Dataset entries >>
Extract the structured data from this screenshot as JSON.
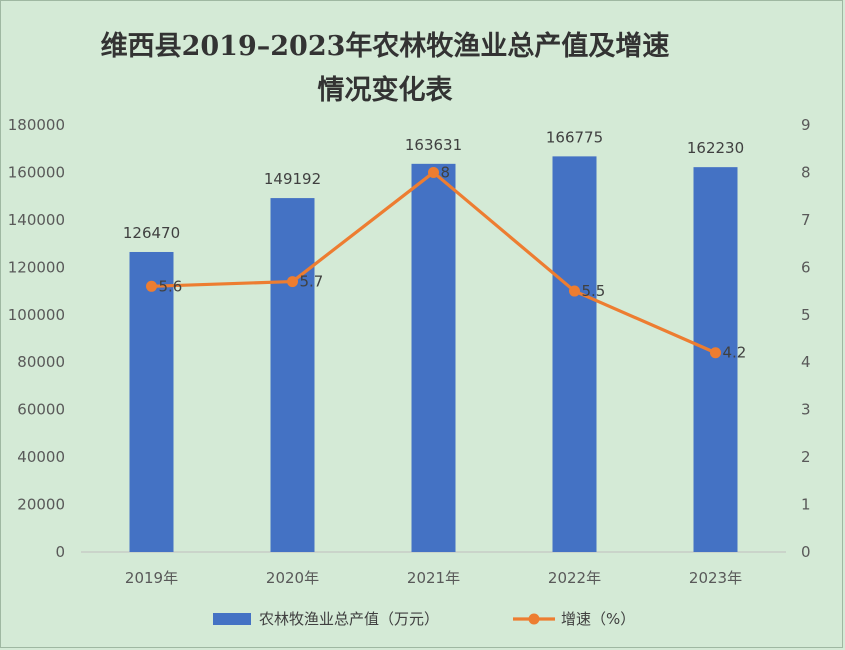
{
  "chart_data": {
    "type": "bar",
    "title_line1": "维西县2019–2023年农林牧渔业总产值及增速",
    "title_line2": "情况变化表",
    "categories": [
      "2019年",
      "2020年",
      "2021年",
      "2022年",
      "2023年"
    ],
    "series": [
      {
        "name": "农林牧渔业总产值（万元）",
        "type": "bar",
        "axis": "left",
        "color": "#4472c4",
        "values": [
          126470,
          149192,
          163631,
          166775,
          162230
        ]
      },
      {
        "name": "增速（%）",
        "type": "line",
        "axis": "right",
        "color": "#ed7d31",
        "values": [
          5.6,
          5.7,
          8,
          5.5,
          4.2
        ]
      }
    ],
    "y_left": {
      "lim": [
        0,
        180000
      ],
      "ticks": [
        "0",
        "20000",
        "40000",
        "60000",
        "80000",
        "100000",
        "120000",
        "140000",
        "160000",
        "180000"
      ]
    },
    "y_right": {
      "lim": [
        0,
        9
      ],
      "ticks": [
        "0",
        "1",
        "2",
        "3",
        "4",
        "5",
        "6",
        "7",
        "8",
        "9"
      ]
    },
    "grid": false,
    "legend_position": "bottom"
  }
}
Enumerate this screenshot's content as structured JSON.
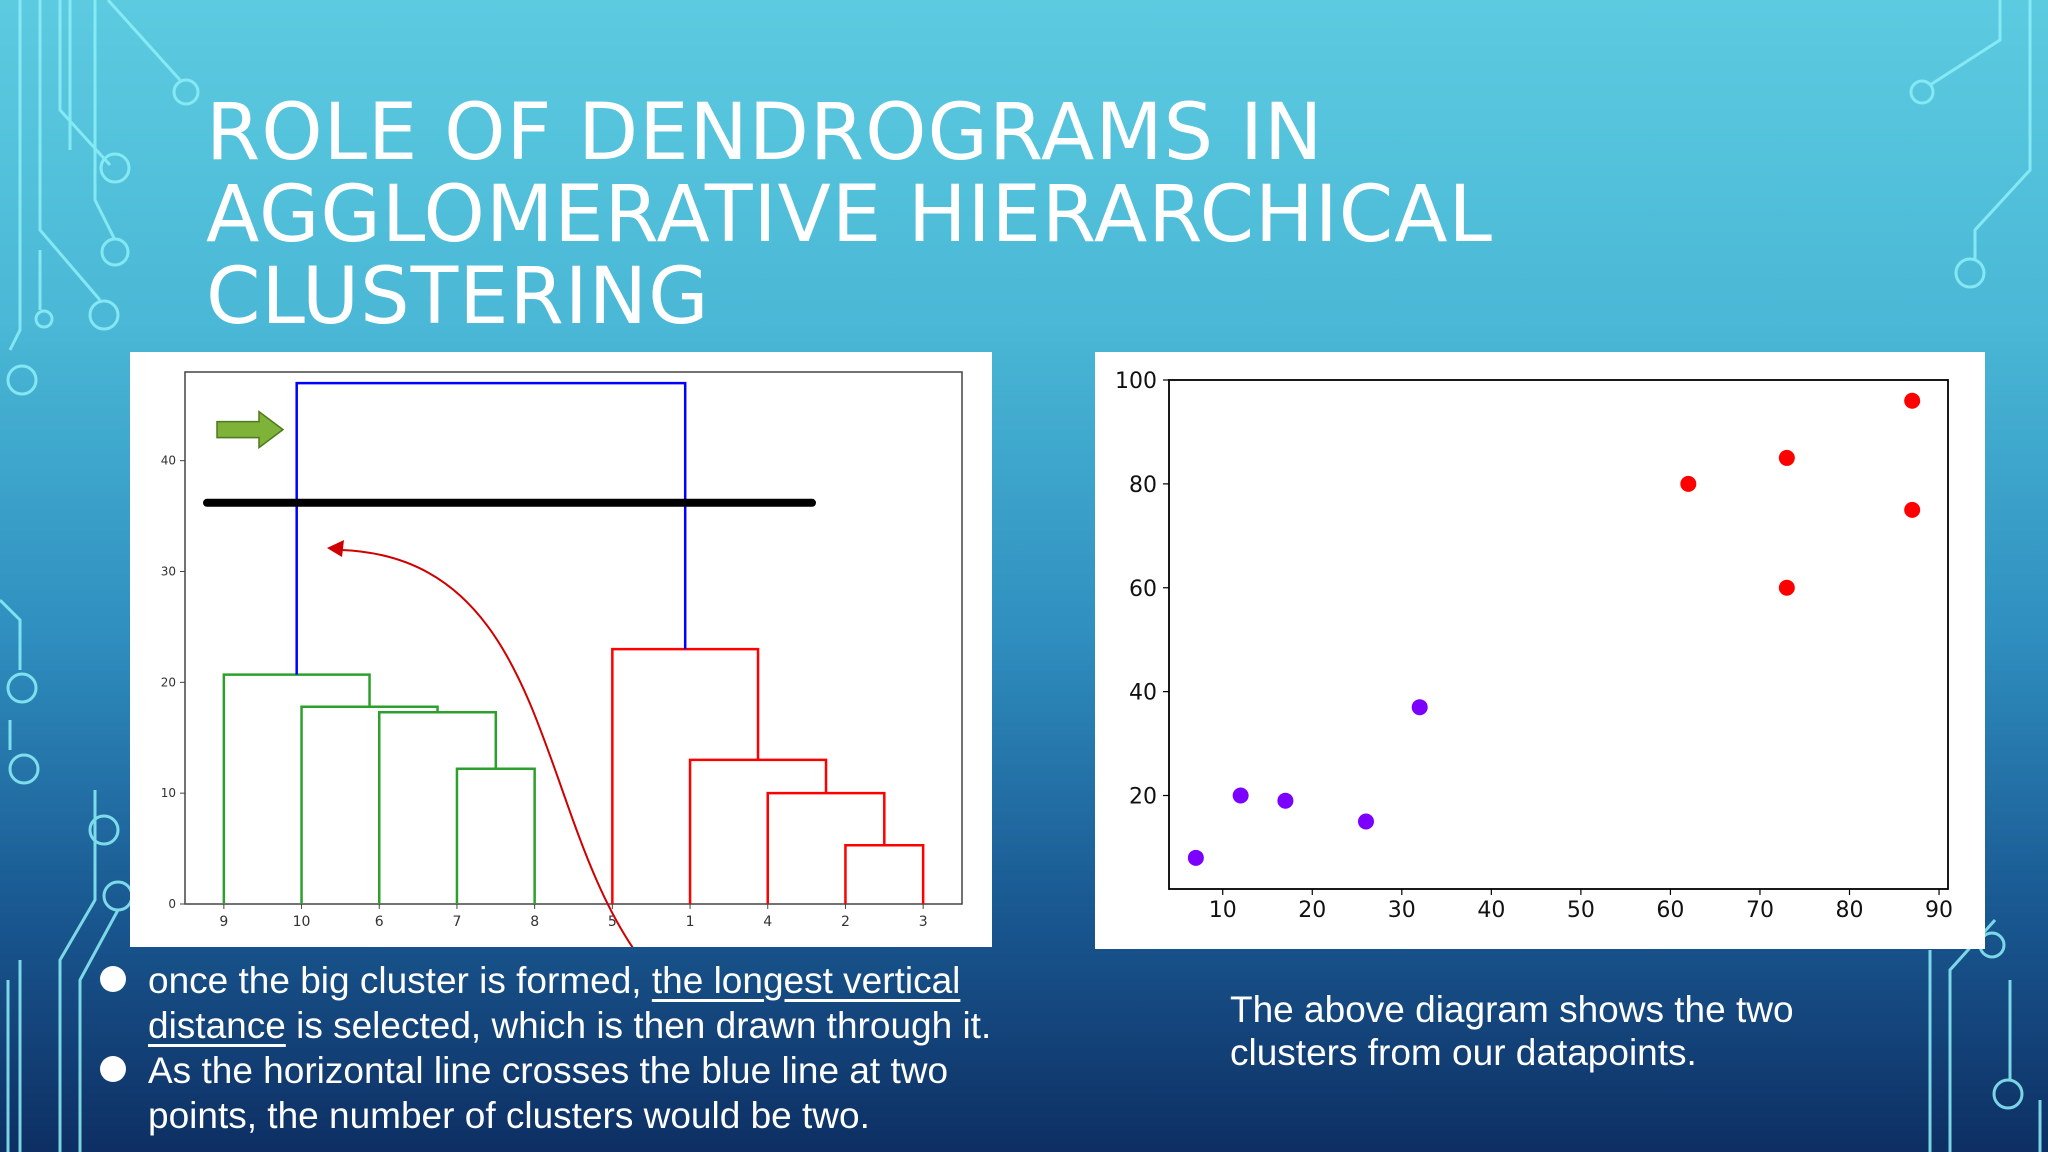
{
  "slide": {
    "title": "ROLE OF DENDROGRAMS IN AGGLOMERATIVE HIERARCHICAL CLUSTERING",
    "bullets": [
      {
        "pre": "once the big cluster is formed, ",
        "underlined": "the longest vertical distance",
        "post": " is selected, which is then drawn through it."
      },
      {
        "text": "As the horizontal line crosses the blue line at two points, the number of clusters would be two."
      }
    ],
    "caption": "The above diagram shows the two clusters from our datapoints."
  },
  "colors": {
    "cluster_a": "#2ca02c",
    "cluster_b": "#ff0000",
    "link": "#0000ff",
    "cut_line": "#000000",
    "arrow": "#7fb239",
    "curve": "#d00000",
    "scatter_a": "#7b00ff",
    "scatter_b": "#ff0000"
  },
  "chart_data": [
    {
      "type": "dendrogram",
      "leaf_labels": [
        "9",
        "10",
        "6",
        "7",
        "8",
        "5",
        "1",
        "4",
        "2",
        "3"
      ],
      "yticks": [
        0,
        10,
        20,
        30,
        40
      ],
      "ylim": [
        0,
        48
      ],
      "merges": [
        {
          "leaves": [
            "7",
            "8"
          ],
          "height": 12.2,
          "cluster": "A"
        },
        {
          "leaves": [
            "6",
            "7-8"
          ],
          "height": 17.3,
          "cluster": "A"
        },
        {
          "leaves": [
            "10",
            "6-7-8"
          ],
          "height": 17.8,
          "cluster": "A"
        },
        {
          "leaves": [
            "9",
            "10-6-7-8"
          ],
          "height": 20.7,
          "cluster": "A"
        },
        {
          "leaves": [
            "2",
            "3"
          ],
          "height": 5.3,
          "cluster": "B"
        },
        {
          "leaves": [
            "4",
            "2-3"
          ],
          "height": 10.0,
          "cluster": "B"
        },
        {
          "leaves": [
            "1",
            "4-2-3"
          ],
          "height": 13.0,
          "cluster": "B"
        },
        {
          "leaves": [
            "5",
            "1-4-2-3"
          ],
          "height": 23.0,
          "cluster": "B"
        },
        {
          "leaves": [
            "A",
            "B"
          ],
          "height": 47.0,
          "cluster": "link"
        }
      ],
      "cut_height": 36.2,
      "annotations": [
        "green arrow pointing at the longest vertical distance",
        "red curved arrow from the bullet text to the cut line"
      ]
    },
    {
      "type": "scatter",
      "xticks": [
        10,
        20,
        30,
        40,
        50,
        60,
        70,
        80,
        90
      ],
      "yticks": [
        20,
        40,
        60,
        80,
        100
      ],
      "xlim": [
        4,
        91
      ],
      "ylim": [
        2,
        100
      ],
      "series": [
        {
          "cluster": "A",
          "points": [
            [
              7,
              8
            ],
            [
              12,
              20
            ],
            [
              17,
              19
            ],
            [
              26,
              15
            ],
            [
              32,
              37
            ]
          ]
        },
        {
          "cluster": "B",
          "points": [
            [
              62,
              80
            ],
            [
              73,
              85
            ],
            [
              73,
              60
            ],
            [
              87,
              96
            ],
            [
              87,
              75
            ]
          ]
        }
      ]
    }
  ]
}
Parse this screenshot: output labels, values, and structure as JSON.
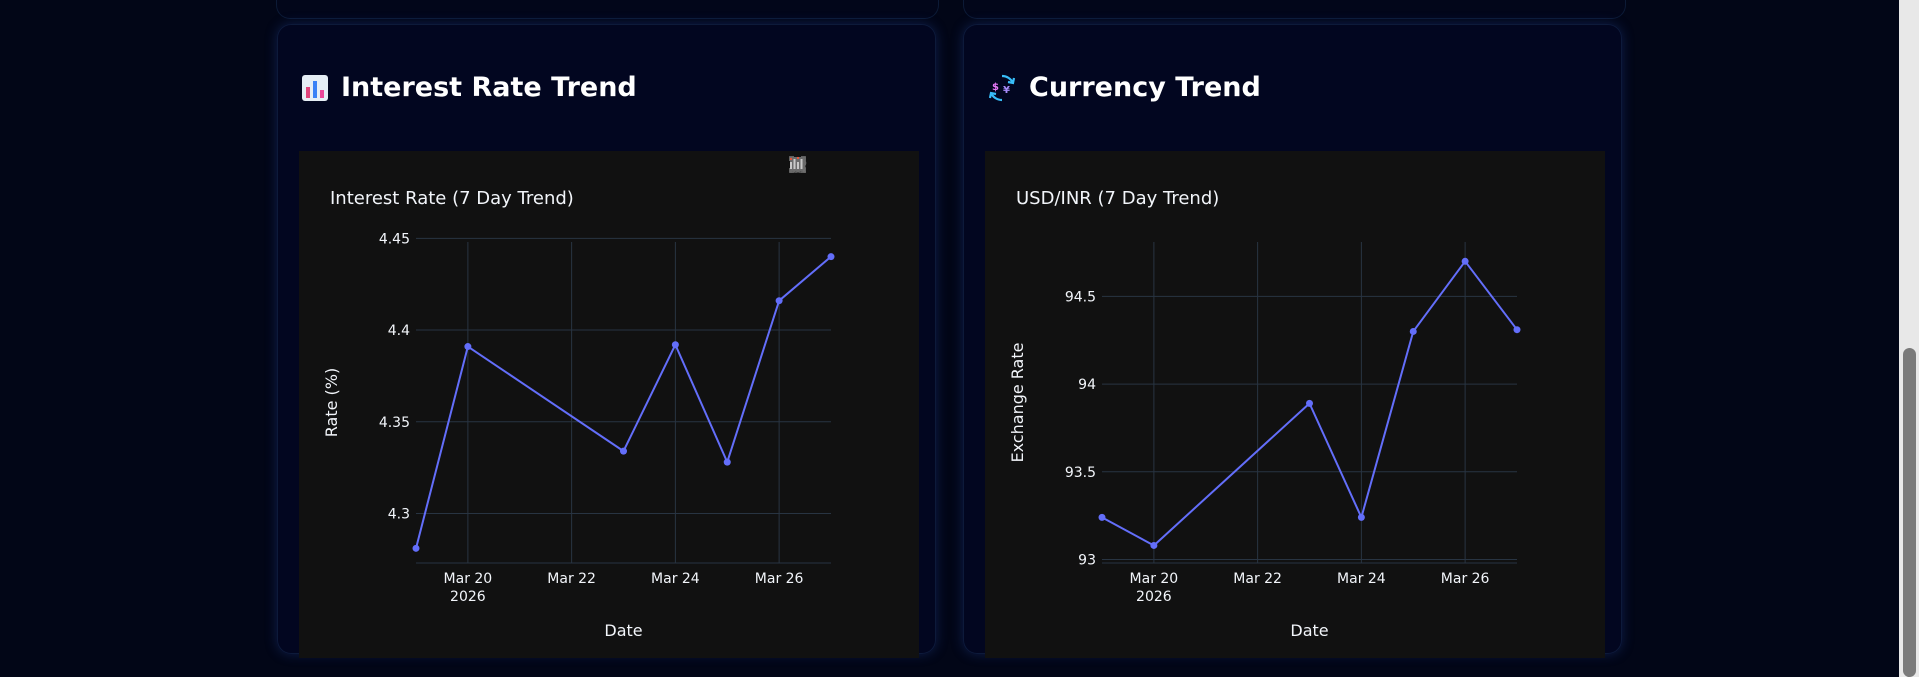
{
  "cards": [
    {
      "heading": "Interest Rate Trend",
      "heading_icon": "bar-chart-icon",
      "chart_data": {
        "type": "line",
        "title": "Interest Rate (7 Day Trend)",
        "xlabel": "Date",
        "ylabel": "Rate (%)",
        "x": [
          "2026-03-19",
          "2026-03-20",
          "2026-03-23",
          "2026-03-24",
          "2026-03-25",
          "2026-03-26",
          "2026-03-27"
        ],
        "y": [
          4.281,
          4.391,
          4.334,
          4.392,
          4.328,
          4.416,
          4.44
        ],
        "xlim": [
          "2026-03-19",
          "2026-03-27"
        ],
        "ylim": [
          4.273,
          4.448
        ],
        "yticks": [
          4.3,
          4.35,
          4.4,
          4.45
        ],
        "ytick_labels": [
          "4.3",
          "4.35",
          "4.4",
          "4.45"
        ],
        "xticks": [
          "2026-03-20",
          "2026-03-22",
          "2026-03-24",
          "2026-03-26"
        ],
        "xtick_labels": [
          "Mar 20",
          "Mar 22",
          "Mar 24",
          "Mar 26"
        ],
        "xtick_year": "2026",
        "grid": true,
        "line_color": "#636efa"
      }
    },
    {
      "heading": "Currency Trend",
      "heading_icon": "currency-exchange-icon",
      "chart_data": {
        "type": "line",
        "title": "USD/INR (7 Day Trend)",
        "xlabel": "Date",
        "ylabel": "Exchange Rate",
        "x": [
          "2026-03-19",
          "2026-03-20",
          "2026-03-23",
          "2026-03-24",
          "2026-03-25",
          "2026-03-26",
          "2026-03-27"
        ],
        "y": [
          93.24,
          93.08,
          93.89,
          93.24,
          94.3,
          94.7,
          94.31
        ],
        "xlim": [
          "2026-03-19",
          "2026-03-27"
        ],
        "ylim": [
          92.98,
          94.81
        ],
        "yticks": [
          93,
          93.5,
          94,
          94.5
        ],
        "ytick_labels": [
          "93",
          "93.5",
          "94",
          "94.5"
        ],
        "xticks": [
          "2026-03-20",
          "2026-03-22",
          "2026-03-24",
          "2026-03-26"
        ],
        "xtick_labels": [
          "Mar 20",
          "Mar 22",
          "Mar 24",
          "Mar 26"
        ],
        "xtick_year": "2026",
        "grid": true,
        "line_color": "#636efa"
      }
    }
  ],
  "modebar_icons": [
    "camera-icon",
    "zoom-icon",
    "pan-icon",
    "box-select-icon",
    "lasso-select-icon",
    "zoom-in-icon",
    "zoom-out-icon",
    "autoscale-icon",
    "reset-axes-icon",
    "plotly-logo-icon"
  ],
  "colors": {
    "page_bg": "#020617",
    "card_bg": "#020620",
    "plot_bg": "#111111",
    "grid": "#283442",
    "text": "#f2f5fa"
  }
}
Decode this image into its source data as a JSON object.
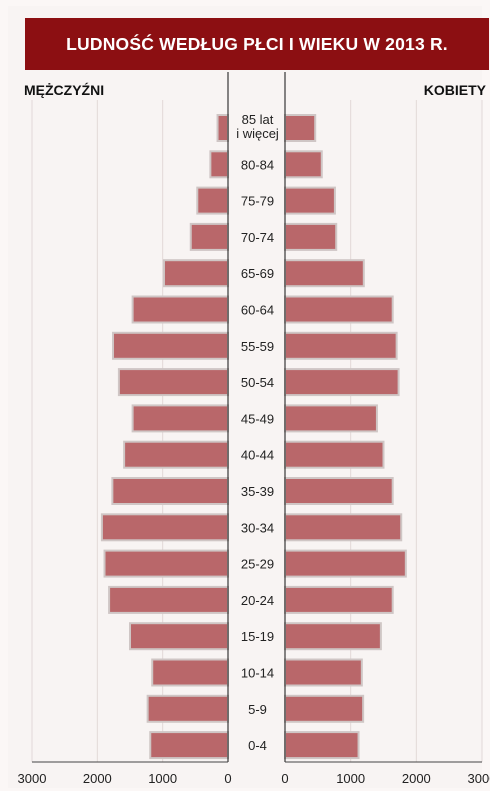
{
  "colors": {
    "title_bg": "#8c0f12",
    "bar_fill": "#b9676a",
    "bar_stroke": "#cfc6c5",
    "grid": "#e2d9d8"
  },
  "chart_data": {
    "type": "bar",
    "orientation": "horizontal-population-pyramid",
    "title": "LUDNOŚĆ WEDŁUG PŁCI I WIEKU W 2013 R.",
    "left_label": "MĘŻCZYŹNI",
    "right_label": "KOBIETY",
    "categories": [
      "85 lat\ni więcej",
      "80-84",
      "75-79",
      "70-74",
      "65-69",
      "60-64",
      "55-59",
      "50-54",
      "45-49",
      "40-44",
      "35-39",
      "30-34",
      "25-29",
      "20-24",
      "15-19",
      "10-14",
      "5-9",
      "0-4"
    ],
    "series": [
      {
        "name": "MĘŻCZYŹNI",
        "values": [
          160,
          270,
          470,
          570,
          980,
          1460,
          1760,
          1670,
          1460,
          1590,
          1770,
          1930,
          1890,
          1820,
          1500,
          1160,
          1230,
          1190
        ]
      },
      {
        "name": "KOBIETY",
        "values": [
          460,
          560,
          760,
          780,
          1200,
          1640,
          1700,
          1730,
          1400,
          1500,
          1640,
          1770,
          1840,
          1640,
          1460,
          1170,
          1190,
          1120
        ]
      }
    ],
    "xlim": [
      0,
      3000
    ],
    "x_ticks": [
      "3000",
      "2000",
      "1000",
      "0",
      "0",
      "1000",
      "2000",
      "3000"
    ],
    "grid": "vertical"
  }
}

SHORT TASK >> Return solely the number of lines in the data that include the word "distance".

RESPONSE TO THIS EXERCISE >> 2